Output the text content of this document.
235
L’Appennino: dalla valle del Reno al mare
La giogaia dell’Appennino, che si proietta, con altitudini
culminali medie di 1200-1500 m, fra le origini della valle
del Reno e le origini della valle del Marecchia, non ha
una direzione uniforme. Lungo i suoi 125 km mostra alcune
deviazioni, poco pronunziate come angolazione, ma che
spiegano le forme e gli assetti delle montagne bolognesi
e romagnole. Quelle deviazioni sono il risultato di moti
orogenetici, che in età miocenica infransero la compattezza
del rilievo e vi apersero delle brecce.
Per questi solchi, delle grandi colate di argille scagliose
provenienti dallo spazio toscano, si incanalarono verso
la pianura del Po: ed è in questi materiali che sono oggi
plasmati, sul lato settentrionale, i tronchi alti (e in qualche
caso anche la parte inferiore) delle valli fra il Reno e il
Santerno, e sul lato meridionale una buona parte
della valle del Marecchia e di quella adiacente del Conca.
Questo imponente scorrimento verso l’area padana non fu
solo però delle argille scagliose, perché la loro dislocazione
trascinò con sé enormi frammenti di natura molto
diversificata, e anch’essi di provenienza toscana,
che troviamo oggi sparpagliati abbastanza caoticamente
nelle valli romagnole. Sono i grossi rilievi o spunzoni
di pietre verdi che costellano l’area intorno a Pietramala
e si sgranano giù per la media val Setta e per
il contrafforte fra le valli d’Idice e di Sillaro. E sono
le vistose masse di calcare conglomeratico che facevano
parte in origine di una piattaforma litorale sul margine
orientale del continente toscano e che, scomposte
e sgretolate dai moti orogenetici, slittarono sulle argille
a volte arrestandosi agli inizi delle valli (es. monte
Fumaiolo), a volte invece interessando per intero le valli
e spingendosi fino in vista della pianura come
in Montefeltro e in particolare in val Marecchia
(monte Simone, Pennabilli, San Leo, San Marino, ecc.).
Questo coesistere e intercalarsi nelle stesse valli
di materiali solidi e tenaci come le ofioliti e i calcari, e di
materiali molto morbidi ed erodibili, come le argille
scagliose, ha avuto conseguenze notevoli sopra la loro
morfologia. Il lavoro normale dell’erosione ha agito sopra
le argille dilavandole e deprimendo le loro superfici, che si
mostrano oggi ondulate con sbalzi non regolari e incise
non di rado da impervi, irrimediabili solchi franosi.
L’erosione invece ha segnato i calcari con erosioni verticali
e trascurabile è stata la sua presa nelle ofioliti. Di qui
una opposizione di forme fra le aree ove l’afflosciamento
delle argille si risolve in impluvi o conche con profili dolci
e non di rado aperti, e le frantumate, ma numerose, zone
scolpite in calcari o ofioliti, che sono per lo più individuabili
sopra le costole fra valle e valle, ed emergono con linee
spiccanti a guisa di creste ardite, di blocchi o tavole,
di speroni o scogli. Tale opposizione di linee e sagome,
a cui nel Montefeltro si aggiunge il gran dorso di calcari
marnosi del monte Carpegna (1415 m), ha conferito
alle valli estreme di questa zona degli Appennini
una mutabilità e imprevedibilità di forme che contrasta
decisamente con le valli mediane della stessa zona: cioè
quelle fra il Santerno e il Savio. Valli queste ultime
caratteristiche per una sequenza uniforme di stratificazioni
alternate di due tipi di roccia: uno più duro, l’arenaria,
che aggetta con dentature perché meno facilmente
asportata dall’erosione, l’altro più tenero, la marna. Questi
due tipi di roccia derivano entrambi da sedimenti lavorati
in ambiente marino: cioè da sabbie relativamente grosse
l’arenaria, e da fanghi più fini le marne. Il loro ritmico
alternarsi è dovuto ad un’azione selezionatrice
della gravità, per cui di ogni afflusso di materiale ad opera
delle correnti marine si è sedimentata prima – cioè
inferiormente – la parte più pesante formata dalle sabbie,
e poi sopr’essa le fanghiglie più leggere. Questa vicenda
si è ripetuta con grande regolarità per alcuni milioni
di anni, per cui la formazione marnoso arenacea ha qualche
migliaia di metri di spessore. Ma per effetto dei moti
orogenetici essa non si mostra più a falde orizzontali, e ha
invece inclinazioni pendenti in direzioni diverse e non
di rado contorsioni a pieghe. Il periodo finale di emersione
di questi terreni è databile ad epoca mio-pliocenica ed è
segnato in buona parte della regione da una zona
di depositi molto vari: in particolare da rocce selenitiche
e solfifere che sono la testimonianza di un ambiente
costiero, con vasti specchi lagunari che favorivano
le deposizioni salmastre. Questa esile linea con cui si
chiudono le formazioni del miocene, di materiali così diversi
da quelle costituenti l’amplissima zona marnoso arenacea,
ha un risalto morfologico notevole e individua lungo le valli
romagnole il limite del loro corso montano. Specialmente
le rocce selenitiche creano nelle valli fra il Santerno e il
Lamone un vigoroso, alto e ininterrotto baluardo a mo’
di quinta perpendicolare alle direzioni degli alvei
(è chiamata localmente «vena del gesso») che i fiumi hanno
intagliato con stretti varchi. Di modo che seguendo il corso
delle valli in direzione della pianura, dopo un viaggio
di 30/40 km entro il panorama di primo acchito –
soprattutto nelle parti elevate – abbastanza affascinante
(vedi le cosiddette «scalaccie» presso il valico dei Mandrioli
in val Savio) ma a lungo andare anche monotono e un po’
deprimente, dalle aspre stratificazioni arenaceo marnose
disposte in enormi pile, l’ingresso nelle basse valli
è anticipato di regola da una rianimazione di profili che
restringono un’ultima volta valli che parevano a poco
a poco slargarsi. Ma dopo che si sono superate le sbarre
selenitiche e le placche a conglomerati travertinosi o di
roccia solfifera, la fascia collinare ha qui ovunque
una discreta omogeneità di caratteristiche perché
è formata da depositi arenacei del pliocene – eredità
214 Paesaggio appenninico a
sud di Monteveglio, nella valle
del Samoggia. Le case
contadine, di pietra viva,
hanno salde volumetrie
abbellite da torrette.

## Stated exercise
Return each entry from the material above exactly as it appears.

## Answer to the problem
Output the text content of this document.
235
L’Appennino: dalla valle del Reno al mare
La giogaia dell’Appennino, che si proietta, con altitudini
culminali medie di 1200-1500 m, fra le origini della valle
del Reno e le origini della valle del Marecchia, non ha
una direzione uniforme. Lungo i suoi 125 km mostra alcune
deviazioni, poco pronunziate come angolazione, ma che
spiegano le forme e gli assetti delle montagne bolognesi
e romagnole. Quelle deviazioni sono il risultato di moti
orogenetici, che in età miocenica infransero la compattezza
del rilievo e vi apersero delle brecce.
Per questi solchi, delle grandi colate di argille scagliose
provenienti dallo spazio toscano, si incanalarono verso
la pianura del Po: ed è in questi materiali che sono oggi
plasmati, sul lato settentrionale, i tronchi alti (e in qualche
caso anche la parte inferiore) delle valli fra il Reno e il
Santerno, e sul lato meridionale una buona parte
della valle del Marecchia e di quella adiacente del Conca.
Questo imponente scorrimento verso l’area padana non fu
solo però delle argille scagliose, perché la loro dislocazione
trascinò con sé enormi frammenti di natura molto
diversificata, e anch’essi di provenienza toscana,
che troviamo oggi sparpagliati abbastanza caoticamente
nelle valli romagnole. Sono i grossi rilievi o spunzoni
di pietre verdi che costellano l’area intorno a Pietramala
e si sgranano giù per la media val Setta e per
il contrafforte fra le valli d’Idice e di Sillaro. E sono
le vistose masse di calcare conglomeratico che facevano
parte in origine di una piattaforma litorale sul margine
orientale del continente toscano e che, scomposte
e sgretolate dai moti orogenetici, slittarono sulle argille
a volte arrestandosi agli inizi delle valli (es. monte
Fumaiolo), a volte invece interessando per intero le valli
e spingendosi fino in vista della pianura come
in Montefeltro e in particolare in val Marecchia
(monte Simone, Pennabilli, San Leo, San Marino, ecc.).
Questo coesistere e intercalarsi nelle stesse valli
di materiali solidi e tenaci come le ofioliti e i calcari, e di
materiali molto morbidi ed erodibili, come le argille
scagliose, ha avuto conseguenze notevoli sopra la loro
morfologia. Il lavoro normale dell’erosione ha agito sopra
le argille dilavandole e deprimendo le loro superfici, che si
mostrano oggi ondulate con sbalzi non regolari e incise
non di rado da impervi, irrimediabili solchi franosi.
L’erosione invece ha segnato i calcari con erosioni verticali
e trascurabile è stata la sua presa nelle ofioliti. Di qui
una opposizione di forme fra le aree ove l’afflosciamento
delle argille si risolve in impluvi o conche con profili dolci
e non di rado aperti, e le frantumate, ma numerose, zone
scolpite in calcari o ofioliti, che sono per lo più individuabili
sopra le costole fra valle e valle, ed emergono con linee
spiccanti a guisa di creste ardite, di blocchi o tavole,
di speroni o scogli. Tale opposizione di linee e sagome,
a cui nel Montefeltro si aggiunge il gran dorso di calcari
marnosi del monte Carpegna (1415 m), ha conferito
alle valli estreme di questa zona degli Appennini
una mutabilità e imprevedibilità di forme che contrasta
decisamente con le valli mediane della stessa zona: cioè
quelle fra il Santerno e il Savio. Valli queste ultime
caratteristiche per una sequenza uniforme di stratificazioni
alternate di due tipi di roccia: uno più duro, l’arenaria,
che aggetta con dentature perché meno facilmente
asportata dall’erosione, l’altro più tenero, la marna. Questi
due tipi di roccia derivano entrambi da sedimenti lavorati
in ambiente marino: cioè da sabbie relativamente grosse
l’arenaria, e da fanghi più fini le marne. Il loro ritmico
alternarsi è dovuto ad un’azione selezionatrice
della gravità, per cui di ogni afflusso di materiale ad opera
delle correnti marine si è sedimentata prima – cioè
inferiormente – la parte più pesante formata dalle sabbie,
e poi sopr’essa le fanghiglie più leggere. Questa vicenda
si è ripetuta con grande regolarità per alcuni milioni
di anni, per cui la formazione marnoso arenacea ha qualche
migliaia di metri di spessore. Ma per effetto dei moti
orogenetici essa non si mostra più a falde orizzontali, e ha
invece inclinazioni pendenti in direzioni diverse e non
di rado contorsioni a pieghe. Il periodo finale di emersione
di questi terreni è databile ad epoca mio-pliocenica ed è
segnato in buona parte della regione da una zona
di depositi molto vari: in particolare da rocce selenitiche
e solfifere che sono la testimonianza di un ambiente
costiero, con vasti specchi lagunari che favorivano
le deposizioni salmastre. Questa esile linea con cui si
chiudono le formazioni del miocene, di materiali così diversi
da quelle costituenti l’amplissima zona marnoso arenacea,
ha un risalto morfologico notevole e individua lungo le valli
romagnole il limite del loro corso montano. Specialmente
le rocce selenitiche creano nelle valli fra il Santerno e il
Lamone un vigoroso, alto e ininterrotto baluardo a mo’
di quinta perpendicolare alle direzioni degli alvei
(è chiamata localmente «vena del gesso») che i fiumi hanno
intagliato con stretti varchi. Di modo che seguendo il corso
delle valli in direzione della pianura, dopo un viaggio
di 30/40 km entro il panorama di primo acchito –
soprattutto nelle parti elevate – abbastanza affascinante
(vedi le cosiddette «scalaccie» presso il valico dei Mandrioli
in val Savio) ma a lungo andare anche monotono e un po’
deprimente, dalle aspre stratificazioni arenaceo marnose
disposte in enormi pile, l’ingresso nelle basse valli
è anticipato di regola da una rianimazione di profili che
restringono un’ultima volta valli che parevano a poco
a poco slargarsi. Ma dopo che si sono superate le sbarre
selenitiche e le placche a conglomerati travertinosi o di
roccia solfifera, la fascia collinare ha qui ovunque
una discreta omogeneità di caratteristiche perché
è formata da depositi arenacei del pliocene – eredità
214 Paesaggio appenninico a
sud di Monteveglio, nella valle
del Samoggia. Le case
contadine, di pietra viva,
hanno salde volumetrie
abbellite da torrette.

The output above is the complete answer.